» **TASK TO COMPLETE**
How many lines in the records below hold the string "Better"? Answer with the number alone.

» **GIVEN RECORDS**
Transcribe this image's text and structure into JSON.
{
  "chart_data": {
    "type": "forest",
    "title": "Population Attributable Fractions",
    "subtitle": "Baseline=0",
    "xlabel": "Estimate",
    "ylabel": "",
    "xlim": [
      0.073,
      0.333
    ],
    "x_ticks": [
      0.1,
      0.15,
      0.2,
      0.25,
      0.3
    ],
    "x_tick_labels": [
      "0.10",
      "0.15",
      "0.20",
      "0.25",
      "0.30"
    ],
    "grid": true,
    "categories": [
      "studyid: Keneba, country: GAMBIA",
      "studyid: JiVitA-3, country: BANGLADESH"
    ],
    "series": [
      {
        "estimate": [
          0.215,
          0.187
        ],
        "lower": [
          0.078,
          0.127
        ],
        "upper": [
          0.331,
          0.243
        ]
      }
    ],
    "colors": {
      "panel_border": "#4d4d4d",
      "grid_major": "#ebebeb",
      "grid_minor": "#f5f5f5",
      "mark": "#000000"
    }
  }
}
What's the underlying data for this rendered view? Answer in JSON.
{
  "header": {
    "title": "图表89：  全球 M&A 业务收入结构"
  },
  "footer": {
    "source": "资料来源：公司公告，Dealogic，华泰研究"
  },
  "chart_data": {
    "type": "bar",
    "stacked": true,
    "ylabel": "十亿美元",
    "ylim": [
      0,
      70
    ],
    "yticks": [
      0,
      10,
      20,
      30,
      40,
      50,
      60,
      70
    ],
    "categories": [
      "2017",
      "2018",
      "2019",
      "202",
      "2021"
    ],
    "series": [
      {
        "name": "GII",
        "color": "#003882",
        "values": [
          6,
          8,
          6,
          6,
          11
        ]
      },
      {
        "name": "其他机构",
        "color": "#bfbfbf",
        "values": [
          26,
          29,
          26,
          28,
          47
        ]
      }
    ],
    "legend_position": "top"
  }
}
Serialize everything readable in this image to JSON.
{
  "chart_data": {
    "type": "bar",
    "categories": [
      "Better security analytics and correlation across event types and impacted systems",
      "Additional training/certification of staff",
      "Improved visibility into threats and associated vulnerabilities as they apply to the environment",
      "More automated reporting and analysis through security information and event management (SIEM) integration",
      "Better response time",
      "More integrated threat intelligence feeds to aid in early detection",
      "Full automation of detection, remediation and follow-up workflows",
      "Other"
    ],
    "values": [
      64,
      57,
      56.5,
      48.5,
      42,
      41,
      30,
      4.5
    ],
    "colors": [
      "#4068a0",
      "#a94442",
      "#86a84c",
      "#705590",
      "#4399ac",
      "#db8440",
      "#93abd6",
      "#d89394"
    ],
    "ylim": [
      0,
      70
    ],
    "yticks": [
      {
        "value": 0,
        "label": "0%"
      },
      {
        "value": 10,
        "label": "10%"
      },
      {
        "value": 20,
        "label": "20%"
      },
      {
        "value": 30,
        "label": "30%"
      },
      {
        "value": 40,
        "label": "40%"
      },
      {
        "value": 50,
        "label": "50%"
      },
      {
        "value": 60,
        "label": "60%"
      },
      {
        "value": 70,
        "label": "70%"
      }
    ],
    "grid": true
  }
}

» **SOLUTION FOR THIS TASK**
2